[Begin RECORD EXCERPTS]
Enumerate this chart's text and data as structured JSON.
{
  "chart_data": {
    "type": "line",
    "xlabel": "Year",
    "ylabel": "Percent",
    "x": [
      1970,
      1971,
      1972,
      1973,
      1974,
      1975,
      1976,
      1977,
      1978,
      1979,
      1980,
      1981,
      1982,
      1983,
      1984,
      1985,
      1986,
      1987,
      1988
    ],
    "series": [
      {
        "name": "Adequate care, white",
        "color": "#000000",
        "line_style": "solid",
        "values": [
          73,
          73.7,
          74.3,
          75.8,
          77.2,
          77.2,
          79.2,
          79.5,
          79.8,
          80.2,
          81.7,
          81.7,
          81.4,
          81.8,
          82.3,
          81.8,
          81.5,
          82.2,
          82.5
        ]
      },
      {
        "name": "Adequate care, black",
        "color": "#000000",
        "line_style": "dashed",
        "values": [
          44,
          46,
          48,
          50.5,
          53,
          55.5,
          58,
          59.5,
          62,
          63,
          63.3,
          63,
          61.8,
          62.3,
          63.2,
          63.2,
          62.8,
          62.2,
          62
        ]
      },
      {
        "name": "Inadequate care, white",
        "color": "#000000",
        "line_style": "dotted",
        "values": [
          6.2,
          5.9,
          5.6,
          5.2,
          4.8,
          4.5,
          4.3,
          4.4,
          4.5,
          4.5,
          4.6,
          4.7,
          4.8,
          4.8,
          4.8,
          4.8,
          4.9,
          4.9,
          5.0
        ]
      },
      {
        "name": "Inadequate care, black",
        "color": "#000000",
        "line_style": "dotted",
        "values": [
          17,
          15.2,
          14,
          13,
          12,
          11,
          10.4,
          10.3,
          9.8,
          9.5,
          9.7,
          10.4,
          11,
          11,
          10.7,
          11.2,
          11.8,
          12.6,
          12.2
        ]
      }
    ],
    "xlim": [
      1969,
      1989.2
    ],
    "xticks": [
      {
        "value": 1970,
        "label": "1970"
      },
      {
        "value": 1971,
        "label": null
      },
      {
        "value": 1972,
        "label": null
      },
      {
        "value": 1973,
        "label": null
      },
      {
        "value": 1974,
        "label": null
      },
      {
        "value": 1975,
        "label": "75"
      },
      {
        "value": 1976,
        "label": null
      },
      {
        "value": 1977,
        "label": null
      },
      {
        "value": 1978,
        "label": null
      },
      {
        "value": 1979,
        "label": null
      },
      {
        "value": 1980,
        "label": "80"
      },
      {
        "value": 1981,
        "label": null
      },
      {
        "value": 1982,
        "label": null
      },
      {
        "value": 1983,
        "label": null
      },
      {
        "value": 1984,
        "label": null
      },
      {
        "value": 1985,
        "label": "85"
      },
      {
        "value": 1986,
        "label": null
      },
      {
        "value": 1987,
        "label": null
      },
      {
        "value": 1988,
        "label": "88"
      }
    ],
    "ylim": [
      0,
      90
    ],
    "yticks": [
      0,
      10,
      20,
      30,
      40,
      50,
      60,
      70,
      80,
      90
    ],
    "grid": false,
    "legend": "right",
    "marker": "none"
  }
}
[End RECORD EXCERPTS]
• THE REQUEST: Please give back all of the records exactly as written.

• CORRECT ANSWER:
Enumerate this chart's text and data as structured JSON.
{
  "chart_data": {
    "type": "line",
    "xlabel": "Year",
    "ylabel": "Percent",
    "x": [
      1970,
      1971,
      1972,
      1973,
      1974,
      1975,
      1976,
      1977,
      1978,
      1979,
      1980,
      1981,
      1982,
      1983,
      1984,
      1985,
      1986,
      1987,
      1988
    ],
    "series": [
      {
        "name": "Adequate care, white",
        "color": "#000000",
        "line_style": "solid",
        "values": [
          73,
          73.7,
          74.3,
          75.8,
          77.2,
          77.2,
          79.2,
          79.5,
          79.8,
          80.2,
          81.7,
          81.7,
          81.4,
          81.8,
          82.3,
          81.8,
          81.5,
          82.2,
          82.5
        ]
      },
      {
        "name": "Adequate care, black",
        "color": "#000000",
        "line_style": "dashed",
        "values": [
          44,
          46,
          48,
          50.5,
          53,
          55.5,
          58,
          59.5,
          62,
          63,
          63.3,
          63,
          61.8,
          62.3,
          63.2,
          63.2,
          62.8,
          62.2,
          62
        ]
      },
      {
        "name": "Inadequate care, white",
        "color": "#000000",
        "line_style": "dotted",
        "values": [
          6.2,
          5.9,
          5.6,
          5.2,
          4.8,
          4.5,
          4.3,
          4.4,
          4.5,
          4.5,
          4.6,
          4.7,
          4.8,
          4.8,
          4.8,
          4.8,
          4.9,
          4.9,
          5.0
        ]
      },
      {
        "name": "Inadequate care, black",
        "color": "#000000",
        "line_style": "dotted",
        "values": [
          17,
          15.2,
          14,
          13,
          12,
          11,
          10.4,
          10.3,
          9.8,
          9.5,
          9.7,
          10.4,
          11,
          11,
          10.7,
          11.2,
          11.8,
          12.6,
          12.2
        ]
      }
    ],
    "xlim": [
      1969,
      1989.2
    ],
    "xticks": [
      {
        "value": 1970,
        "label": "1970"
      },
      {
        "value": 1971,
        "label": null
      },
      {
        "value": 1972,
        "label": null
      },
      {
        "value": 1973,
        "label": null
      },
      {
        "value": 1974,
        "label": null
      },
      {
        "value": 1975,
        "label": "75"
      },
      {
        "value": 1976,
        "label": null
      },
      {
        "value": 1977,
        "label": null
      },
      {
        "value": 1978,
        "label": null
      },
      {
        "value": 1979,
        "label": null
      },
      {
        "value": 1980,
        "label": "80"
      },
      {
        "value": 1981,
        "label": null
      },
      {
        "value": 1982,
        "label": null
      },
      {
        "value": 1983,
        "label": null
      },
      {
        "value": 1984,
        "label": null
      },
      {
        "value": 1985,
        "label": "85"
      },
      {
        "value": 1986,
        "label": null
      },
      {
        "value": 1987,
        "label": null
      },
      {
        "value": 1988,
        "label": "88"
      }
    ],
    "ylim": [
      0,
      90
    ],
    "yticks": [
      0,
      10,
      20,
      30,
      40,
      50,
      60,
      70,
      80,
      90
    ],
    "grid": false,
    "legend": "right",
    "marker": "none"
  }
}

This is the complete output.